>> START

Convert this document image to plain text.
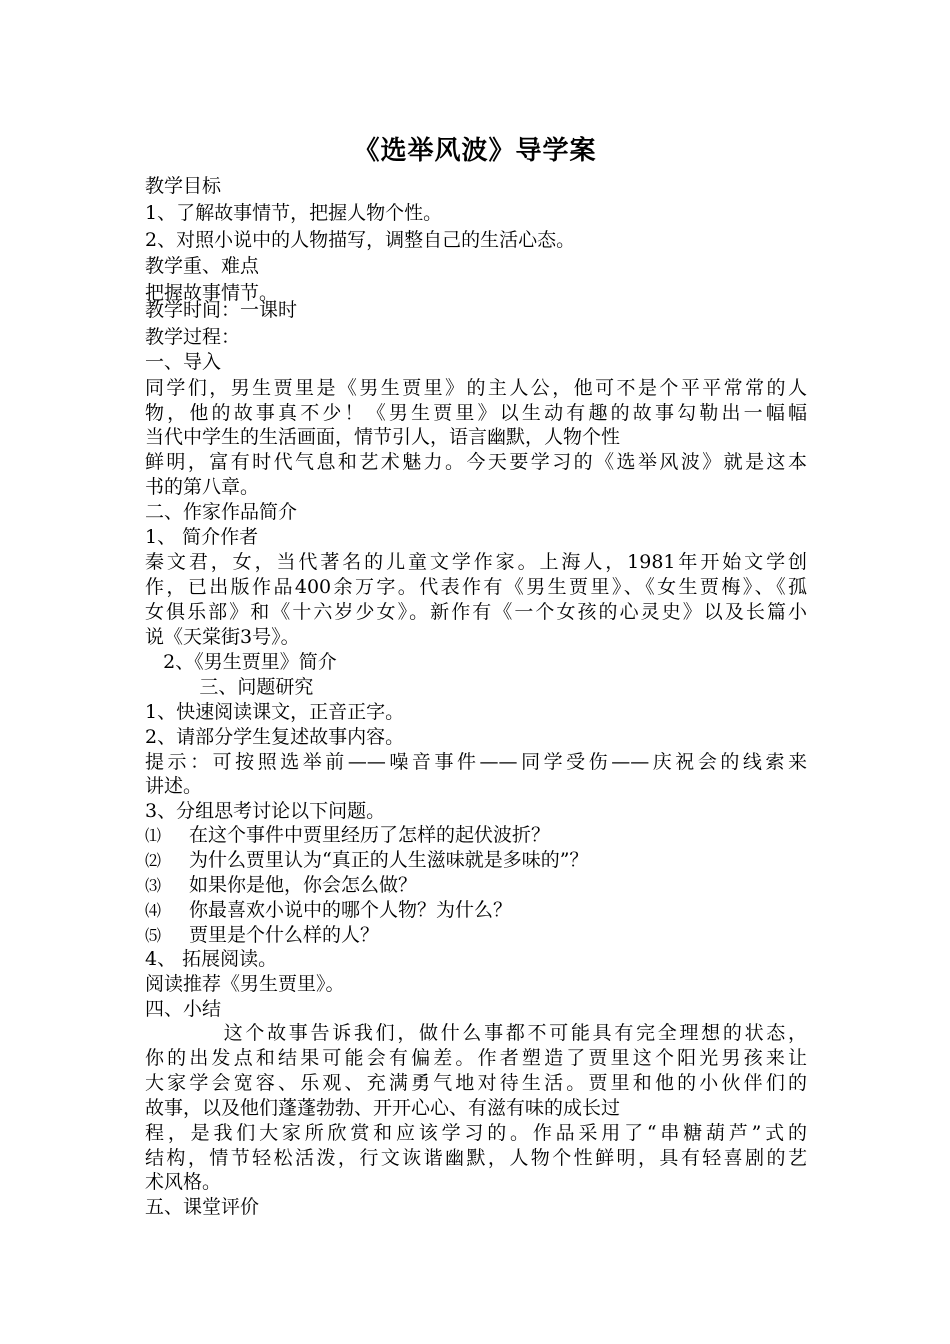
《选举风波》导学案
教学目标
1、了解故事情节，把握人物个性。
2、对照小说中的人物描写，调整自己的生活心态。
教学重、难点
把握故事情节。
教学时间：一课时
教学过程：
一、导入
同学们，男生贾里是《男生贾里》的主人公，他可不是个平平常常的人
物，他的故事真不少！《男生贾里》以生动有趣的故事勾勒出一幅幅
当代中学生的生活画面，情节引人，语言幽默，人物个性
鲜明，富有时代气息和艺术魅力。今天要学习的《选举风波》就是这本
书的第八章。
二、作家作品简介
1、 简介作者
秦文君，女，当代著名的儿童文学作家。上海人，1981年开始文学创
作，已出版作品400余万字。代表作有《男生贾里》、《女生贾梅》、《孤
女俱乐部》和《十六岁少女》。新作有《一个女孩的心灵史》以及长篇小
说《天棠街3号》。
2、《男生贾里》简介
三、问题研究
1、快速阅读课文，正音正字。
2、请部分学生复述故事内容。
提示：可按照选举前——噪音事件——同学受伤——庆祝会的线索来
讲述。
3、分组思考讨论以下问题。
⑴ 在这个事件中贾里经历了怎样的起伏波折？
⑵ 为什么贾里认为“真正的人生滋味就是多味的”？
⑶ 如果你是他，你会怎么做？
⑷ 你最喜欢小说中的哪个人物？为什么？
⑸ 贾里是个什么样的人？
4、 拓展阅读。
阅读推荐《男生贾里》。
四、小结
这个故事告诉我们，做什么事都不可能具有完全理想的状态，
你的出发点和结果可能会有偏差。作者塑造了贾里这个阳光男孩来让
大家学会宽容、乐观、充满勇气地对待生活。贾里和他的小伙伴们的
故事，以及他们蓬蓬勃勃、开开心心、有滋有味的成长过
程，是我们大家所欣赏和应该学习的。作品采用了“串糖葫芦”式的
结构，情节轻松活泼，行文诙谐幽默，人物个性鲜明，具有轻喜剧的艺
术风格。
五、课堂评价
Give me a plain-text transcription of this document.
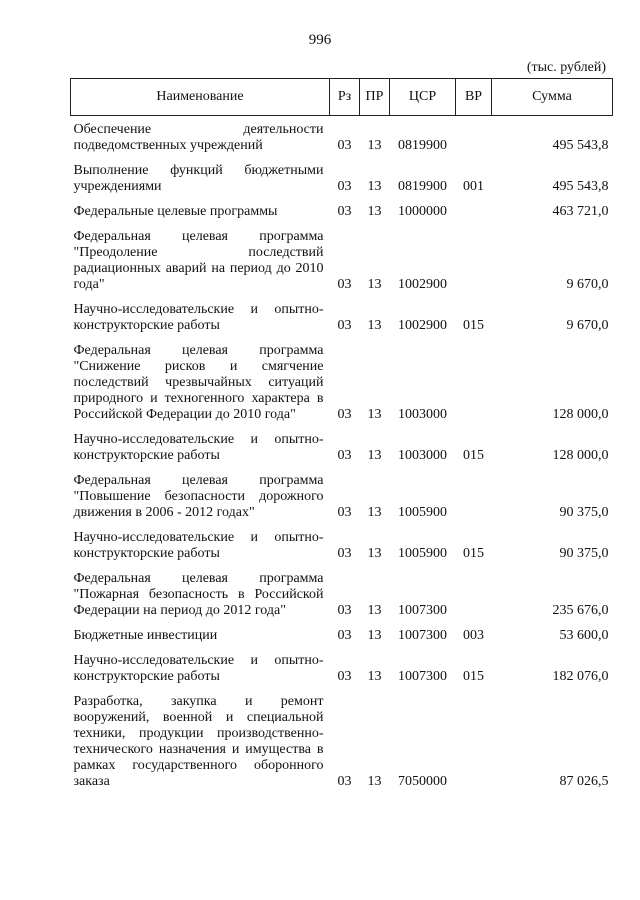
996
(тыс. рублей)
Наименование	Рз	ПР	ЦСР	ВР	Сумма
Обеспечение деятельности подведомственных учреждений	03	13	0819900		495 543,8
Выполнение функций бюджетными учреждениями	03	13	0819900	001	495 543,8
Федеральные целевые программы	03	13	1000000		463 721,0
Федеральная целевая программа "Преодоление последствий радиационных аварий на период до 2010 года"	03	13	1002900		9 670,0
Научно-исследовательские и опытно-конструкторские работы	03	13	1002900	015	9 670,0
Федеральная целевая программа "Снижение рисков и смягчение последствий чрезвычайных ситуаций природного и техногенного характера в Российской Федерации до 2010 года"	03	13	1003000		128 000,0
Научно-исследовательские и опытно-конструкторские работы	03	13	1003000	015	128 000,0
Федеральная целевая программа "Повышение безопасности дорожного движения в 2006 - 2012 годах"	03	13	1005900		90 375,0
Научно-исследовательские и опытно-конструкторские работы	03	13	1005900	015	90 375,0
Федеральная целевая программа "Пожарная безопасность в Российской Федерации на период до 2012 года"	03	13	1007300		235 676,0
Бюджетные инвестиции	03	13	1007300	003	53 600,0
Научно-исследовательские и опытно-конструкторские работы	03	13	1007300	015	182 076,0
Разработка, закупка и ремонт вооружений, военной и специальной техники, продукции производственно-технического назначения и имущества в рамках государственного оборонного заказа	03	13	7050000		87 026,5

>> END

» STATED PROBLEM: Transcribe exactly the portion of the material above that runs from the line containing "Give me a plain-text" through its last line, omitting all pictures.

» SOLUTION TO THE PROBLEM:
Give me a plain-text transcription of this document.
996
(тыс. рублей)
Наименование	Рз	ПР	ЦСР	ВР	Сумма
Обеспечение деятельности подведомственных учреждений	03	13	0819900		495 543,8
Выполнение функций бюджетными учреждениями	03	13	0819900	001	495 543,8
Федеральные целевые программы	03	13	1000000		463 721,0
Федеральная целевая программа "Преодоление последствий радиационных аварий на период до 2010 года"	03	13	1002900		9 670,0
Научно-исследовательские и опытно-конструкторские работы	03	13	1002900	015	9 670,0
Федеральная целевая программа "Снижение рисков и смягчение последствий чрезвычайных ситуаций природного и техногенного характера в Российской Федерации до 2010 года"	03	13	1003000		128 000,0
Научно-исследовательские и опытно-конструкторские работы	03	13	1003000	015	128 000,0
Федеральная целевая программа "Повышение безопасности дорожного движения в 2006 - 2012 годах"	03	13	1005900		90 375,0
Научно-исследовательские и опытно-конструкторские работы	03	13	1005900	015	90 375,0
Федеральная целевая программа "Пожарная безопасность в Российской Федерации на период до 2012 года"	03	13	1007300		235 676,0
Бюджетные инвестиции	03	13	1007300	003	53 600,0
Научно-исследовательские и опытно-конструкторские работы	03	13	1007300	015	182 076,0
Разработка, закупка и ремонт вооружений, военной и специальной техники, продукции производственно-технического назначения и имущества в рамках государственного оборонного заказа	03	13	7050000		87 026,5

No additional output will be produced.